--- Supplied information ---

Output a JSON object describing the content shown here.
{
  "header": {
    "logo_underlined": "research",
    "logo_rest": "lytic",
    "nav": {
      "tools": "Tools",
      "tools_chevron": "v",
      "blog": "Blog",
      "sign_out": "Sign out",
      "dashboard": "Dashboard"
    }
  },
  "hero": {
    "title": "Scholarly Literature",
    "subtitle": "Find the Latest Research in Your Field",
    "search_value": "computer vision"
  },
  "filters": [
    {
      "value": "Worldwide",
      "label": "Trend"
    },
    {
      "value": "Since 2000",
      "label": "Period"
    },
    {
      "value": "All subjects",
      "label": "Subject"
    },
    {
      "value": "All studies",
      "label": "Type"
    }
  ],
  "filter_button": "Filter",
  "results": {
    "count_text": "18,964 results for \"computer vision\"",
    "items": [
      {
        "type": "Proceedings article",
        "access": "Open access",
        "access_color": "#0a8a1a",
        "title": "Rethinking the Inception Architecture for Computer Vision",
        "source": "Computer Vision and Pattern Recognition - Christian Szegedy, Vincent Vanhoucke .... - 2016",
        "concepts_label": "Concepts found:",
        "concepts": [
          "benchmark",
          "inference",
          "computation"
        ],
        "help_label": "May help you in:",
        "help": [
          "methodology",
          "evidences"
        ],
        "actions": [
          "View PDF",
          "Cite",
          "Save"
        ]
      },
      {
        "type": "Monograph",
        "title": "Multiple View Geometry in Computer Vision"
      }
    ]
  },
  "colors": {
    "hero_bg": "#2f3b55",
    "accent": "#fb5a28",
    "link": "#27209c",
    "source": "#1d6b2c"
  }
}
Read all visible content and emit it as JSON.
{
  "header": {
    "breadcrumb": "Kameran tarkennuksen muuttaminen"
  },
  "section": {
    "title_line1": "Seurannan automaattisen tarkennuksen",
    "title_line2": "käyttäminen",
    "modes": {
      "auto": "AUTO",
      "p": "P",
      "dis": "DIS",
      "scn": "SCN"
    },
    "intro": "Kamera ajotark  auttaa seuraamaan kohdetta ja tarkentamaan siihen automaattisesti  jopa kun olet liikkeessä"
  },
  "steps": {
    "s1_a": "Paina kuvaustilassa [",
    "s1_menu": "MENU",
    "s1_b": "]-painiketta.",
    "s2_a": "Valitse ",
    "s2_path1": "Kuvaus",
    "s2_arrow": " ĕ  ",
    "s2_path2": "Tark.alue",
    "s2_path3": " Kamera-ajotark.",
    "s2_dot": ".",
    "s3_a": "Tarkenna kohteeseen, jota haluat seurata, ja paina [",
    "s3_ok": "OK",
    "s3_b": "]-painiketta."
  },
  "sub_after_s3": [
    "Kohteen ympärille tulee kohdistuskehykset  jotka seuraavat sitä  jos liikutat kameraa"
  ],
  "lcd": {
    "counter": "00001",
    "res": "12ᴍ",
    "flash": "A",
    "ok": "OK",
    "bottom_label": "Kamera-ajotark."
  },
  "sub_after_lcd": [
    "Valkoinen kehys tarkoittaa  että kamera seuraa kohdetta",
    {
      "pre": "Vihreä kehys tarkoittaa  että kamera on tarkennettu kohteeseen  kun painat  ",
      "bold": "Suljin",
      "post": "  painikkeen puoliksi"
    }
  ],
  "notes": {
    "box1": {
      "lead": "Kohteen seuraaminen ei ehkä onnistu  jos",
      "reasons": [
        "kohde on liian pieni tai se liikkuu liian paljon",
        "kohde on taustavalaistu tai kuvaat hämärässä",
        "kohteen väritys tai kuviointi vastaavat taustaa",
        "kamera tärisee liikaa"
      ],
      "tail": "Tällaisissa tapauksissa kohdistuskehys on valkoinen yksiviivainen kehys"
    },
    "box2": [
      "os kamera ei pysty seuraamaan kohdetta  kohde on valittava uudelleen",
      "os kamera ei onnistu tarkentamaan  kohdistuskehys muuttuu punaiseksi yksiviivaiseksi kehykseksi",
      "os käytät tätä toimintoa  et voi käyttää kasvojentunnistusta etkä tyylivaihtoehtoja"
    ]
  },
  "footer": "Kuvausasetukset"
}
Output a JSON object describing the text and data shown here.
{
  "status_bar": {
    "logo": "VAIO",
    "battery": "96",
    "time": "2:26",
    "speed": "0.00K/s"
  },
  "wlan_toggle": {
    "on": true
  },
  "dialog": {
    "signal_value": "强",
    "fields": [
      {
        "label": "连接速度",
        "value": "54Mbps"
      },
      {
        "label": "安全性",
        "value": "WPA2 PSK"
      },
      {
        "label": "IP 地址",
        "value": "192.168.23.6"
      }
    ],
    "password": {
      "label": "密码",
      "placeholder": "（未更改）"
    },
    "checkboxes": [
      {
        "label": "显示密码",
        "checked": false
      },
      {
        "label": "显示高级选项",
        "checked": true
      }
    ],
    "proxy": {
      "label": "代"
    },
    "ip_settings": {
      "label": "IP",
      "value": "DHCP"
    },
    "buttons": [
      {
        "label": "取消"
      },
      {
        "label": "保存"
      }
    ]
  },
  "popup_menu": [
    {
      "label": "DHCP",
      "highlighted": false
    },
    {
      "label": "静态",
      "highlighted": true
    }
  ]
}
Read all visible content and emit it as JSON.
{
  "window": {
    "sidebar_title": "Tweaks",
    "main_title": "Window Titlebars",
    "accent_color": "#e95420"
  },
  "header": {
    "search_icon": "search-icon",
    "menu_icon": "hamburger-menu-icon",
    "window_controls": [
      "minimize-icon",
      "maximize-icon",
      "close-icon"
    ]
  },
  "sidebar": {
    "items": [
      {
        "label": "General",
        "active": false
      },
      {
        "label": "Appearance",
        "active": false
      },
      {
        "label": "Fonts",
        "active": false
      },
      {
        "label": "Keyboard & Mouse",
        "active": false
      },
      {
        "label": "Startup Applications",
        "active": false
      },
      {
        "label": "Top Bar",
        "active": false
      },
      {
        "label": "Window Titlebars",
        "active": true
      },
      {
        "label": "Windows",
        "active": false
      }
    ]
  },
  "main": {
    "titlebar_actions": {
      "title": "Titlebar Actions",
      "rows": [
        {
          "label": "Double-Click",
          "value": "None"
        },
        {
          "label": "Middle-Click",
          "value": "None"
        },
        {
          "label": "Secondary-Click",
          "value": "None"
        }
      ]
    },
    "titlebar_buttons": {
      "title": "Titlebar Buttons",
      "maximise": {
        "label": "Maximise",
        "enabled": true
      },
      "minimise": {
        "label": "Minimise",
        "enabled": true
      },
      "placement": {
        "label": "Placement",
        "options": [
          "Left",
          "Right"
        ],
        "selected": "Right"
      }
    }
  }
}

--- Your instructions ---
Read through the entries and copy each line in which "onnistu" appears.

--- Full solution ---
      "lead": "Kohteen seuraaminen ei ehkä onnistu  jos",
      "os kamera ei onnistu tarkentamaan  kohdistuskehys muuttuu punaiseksi yksiviivaiseksi kehykseksi",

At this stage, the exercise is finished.